◆ What is being asked ◆
Search the records below for the word "Output" and show every line where it occurs.

>> start Data excerpts

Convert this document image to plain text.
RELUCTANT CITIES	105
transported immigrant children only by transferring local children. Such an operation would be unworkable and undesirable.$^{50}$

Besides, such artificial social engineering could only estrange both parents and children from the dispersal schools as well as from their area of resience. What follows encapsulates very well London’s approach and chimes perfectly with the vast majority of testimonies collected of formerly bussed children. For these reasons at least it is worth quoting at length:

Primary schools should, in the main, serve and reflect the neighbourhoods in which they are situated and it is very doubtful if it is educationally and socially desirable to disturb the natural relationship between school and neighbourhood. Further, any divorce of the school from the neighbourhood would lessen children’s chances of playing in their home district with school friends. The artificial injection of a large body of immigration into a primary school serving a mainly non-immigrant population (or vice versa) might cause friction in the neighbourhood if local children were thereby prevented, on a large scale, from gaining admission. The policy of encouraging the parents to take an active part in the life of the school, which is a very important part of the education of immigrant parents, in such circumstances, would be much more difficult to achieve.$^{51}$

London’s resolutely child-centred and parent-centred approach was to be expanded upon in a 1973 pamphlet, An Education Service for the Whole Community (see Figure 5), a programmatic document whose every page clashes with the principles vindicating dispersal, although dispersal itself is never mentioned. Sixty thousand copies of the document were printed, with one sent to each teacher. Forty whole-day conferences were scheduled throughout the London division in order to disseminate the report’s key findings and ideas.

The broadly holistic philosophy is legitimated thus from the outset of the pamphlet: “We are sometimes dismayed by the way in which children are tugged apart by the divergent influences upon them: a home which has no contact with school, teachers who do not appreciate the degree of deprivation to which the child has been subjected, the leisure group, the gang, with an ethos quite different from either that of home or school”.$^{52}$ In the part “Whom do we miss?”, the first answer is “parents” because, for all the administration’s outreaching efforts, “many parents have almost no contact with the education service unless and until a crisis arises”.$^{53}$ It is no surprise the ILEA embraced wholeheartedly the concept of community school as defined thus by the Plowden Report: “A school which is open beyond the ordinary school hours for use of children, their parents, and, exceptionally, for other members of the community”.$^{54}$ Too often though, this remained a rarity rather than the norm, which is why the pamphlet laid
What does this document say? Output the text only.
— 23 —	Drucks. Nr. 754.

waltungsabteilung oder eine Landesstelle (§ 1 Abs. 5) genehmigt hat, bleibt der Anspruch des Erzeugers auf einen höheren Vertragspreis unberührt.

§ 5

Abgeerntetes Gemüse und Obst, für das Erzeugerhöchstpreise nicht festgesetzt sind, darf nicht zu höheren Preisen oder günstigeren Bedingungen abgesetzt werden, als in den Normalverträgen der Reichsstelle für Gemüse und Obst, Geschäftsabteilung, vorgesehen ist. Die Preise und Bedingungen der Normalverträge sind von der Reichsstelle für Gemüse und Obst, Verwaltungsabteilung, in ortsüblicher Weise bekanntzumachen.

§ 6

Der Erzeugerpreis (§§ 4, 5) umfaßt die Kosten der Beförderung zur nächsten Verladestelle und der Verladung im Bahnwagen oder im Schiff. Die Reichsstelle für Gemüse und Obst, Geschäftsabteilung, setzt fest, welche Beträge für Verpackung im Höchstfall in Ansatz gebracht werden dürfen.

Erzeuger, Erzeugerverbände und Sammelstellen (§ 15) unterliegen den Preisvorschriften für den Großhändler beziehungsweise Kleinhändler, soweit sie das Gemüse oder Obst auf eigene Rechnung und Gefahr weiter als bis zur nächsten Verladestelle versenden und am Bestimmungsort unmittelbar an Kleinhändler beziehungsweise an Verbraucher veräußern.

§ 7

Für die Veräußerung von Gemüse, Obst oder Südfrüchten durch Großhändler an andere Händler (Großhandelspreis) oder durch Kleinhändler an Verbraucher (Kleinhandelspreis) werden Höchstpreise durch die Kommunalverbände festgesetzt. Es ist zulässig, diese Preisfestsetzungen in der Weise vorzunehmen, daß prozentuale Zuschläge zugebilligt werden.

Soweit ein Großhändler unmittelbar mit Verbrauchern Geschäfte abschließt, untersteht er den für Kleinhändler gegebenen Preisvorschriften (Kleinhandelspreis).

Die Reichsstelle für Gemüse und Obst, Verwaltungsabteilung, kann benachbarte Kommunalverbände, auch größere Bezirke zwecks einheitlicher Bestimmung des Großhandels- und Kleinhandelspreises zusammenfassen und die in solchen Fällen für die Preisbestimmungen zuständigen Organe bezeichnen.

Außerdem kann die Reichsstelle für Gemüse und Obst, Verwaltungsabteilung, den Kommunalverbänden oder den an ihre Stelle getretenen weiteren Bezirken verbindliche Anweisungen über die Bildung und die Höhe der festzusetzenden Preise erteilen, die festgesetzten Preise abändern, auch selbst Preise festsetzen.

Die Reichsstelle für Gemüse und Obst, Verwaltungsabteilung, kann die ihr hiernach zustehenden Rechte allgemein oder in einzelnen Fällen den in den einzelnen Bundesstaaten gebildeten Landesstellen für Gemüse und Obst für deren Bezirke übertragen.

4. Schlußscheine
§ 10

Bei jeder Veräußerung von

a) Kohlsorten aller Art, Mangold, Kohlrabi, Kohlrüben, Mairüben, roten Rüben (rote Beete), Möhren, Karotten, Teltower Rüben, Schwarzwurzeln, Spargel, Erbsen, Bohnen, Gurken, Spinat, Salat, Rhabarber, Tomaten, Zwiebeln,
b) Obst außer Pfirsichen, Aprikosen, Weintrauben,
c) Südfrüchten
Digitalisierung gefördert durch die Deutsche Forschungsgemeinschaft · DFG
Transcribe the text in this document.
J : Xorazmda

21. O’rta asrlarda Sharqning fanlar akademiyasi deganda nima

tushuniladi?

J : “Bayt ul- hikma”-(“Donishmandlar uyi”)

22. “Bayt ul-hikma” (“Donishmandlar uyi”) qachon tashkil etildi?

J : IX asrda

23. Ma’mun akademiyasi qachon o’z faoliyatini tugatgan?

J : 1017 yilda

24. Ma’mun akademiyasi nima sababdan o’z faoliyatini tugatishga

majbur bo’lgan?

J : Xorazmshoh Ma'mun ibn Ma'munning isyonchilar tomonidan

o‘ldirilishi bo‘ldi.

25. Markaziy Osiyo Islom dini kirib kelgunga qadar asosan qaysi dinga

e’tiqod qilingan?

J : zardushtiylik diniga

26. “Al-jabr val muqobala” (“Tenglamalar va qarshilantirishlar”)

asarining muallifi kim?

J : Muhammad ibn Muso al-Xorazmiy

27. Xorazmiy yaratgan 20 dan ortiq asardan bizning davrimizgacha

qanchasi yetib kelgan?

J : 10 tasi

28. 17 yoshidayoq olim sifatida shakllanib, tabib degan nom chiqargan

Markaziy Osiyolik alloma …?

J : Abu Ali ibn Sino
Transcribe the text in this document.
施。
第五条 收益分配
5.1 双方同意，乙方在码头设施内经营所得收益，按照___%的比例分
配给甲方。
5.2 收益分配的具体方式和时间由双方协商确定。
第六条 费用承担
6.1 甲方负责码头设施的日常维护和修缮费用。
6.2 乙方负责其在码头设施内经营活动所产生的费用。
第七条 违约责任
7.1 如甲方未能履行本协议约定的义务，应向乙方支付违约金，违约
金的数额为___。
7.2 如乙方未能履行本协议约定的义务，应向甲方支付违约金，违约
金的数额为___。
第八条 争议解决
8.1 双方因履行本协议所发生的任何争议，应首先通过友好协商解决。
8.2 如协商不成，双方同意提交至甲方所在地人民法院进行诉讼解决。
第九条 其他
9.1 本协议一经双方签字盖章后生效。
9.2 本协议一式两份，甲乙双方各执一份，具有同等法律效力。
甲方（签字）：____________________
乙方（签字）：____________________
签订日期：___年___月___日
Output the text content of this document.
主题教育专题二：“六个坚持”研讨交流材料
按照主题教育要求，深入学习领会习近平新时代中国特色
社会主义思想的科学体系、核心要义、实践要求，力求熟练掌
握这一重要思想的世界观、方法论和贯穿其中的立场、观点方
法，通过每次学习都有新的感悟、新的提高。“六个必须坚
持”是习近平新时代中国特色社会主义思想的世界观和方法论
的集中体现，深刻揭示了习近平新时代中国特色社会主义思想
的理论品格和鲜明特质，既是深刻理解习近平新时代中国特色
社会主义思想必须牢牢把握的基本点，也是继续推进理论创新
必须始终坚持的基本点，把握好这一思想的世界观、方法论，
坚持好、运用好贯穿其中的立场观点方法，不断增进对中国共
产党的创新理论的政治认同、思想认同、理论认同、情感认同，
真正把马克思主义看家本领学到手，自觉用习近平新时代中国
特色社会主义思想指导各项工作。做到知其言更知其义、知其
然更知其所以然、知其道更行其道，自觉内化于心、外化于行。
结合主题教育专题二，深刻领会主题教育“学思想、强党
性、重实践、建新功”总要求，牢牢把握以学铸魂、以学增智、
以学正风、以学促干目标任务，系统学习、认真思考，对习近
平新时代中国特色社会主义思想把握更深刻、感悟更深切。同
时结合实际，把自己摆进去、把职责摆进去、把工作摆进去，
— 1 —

>> end Data excerpts

◆ Response ◆
What does this document say? Output the text only.
Output the text content of this document.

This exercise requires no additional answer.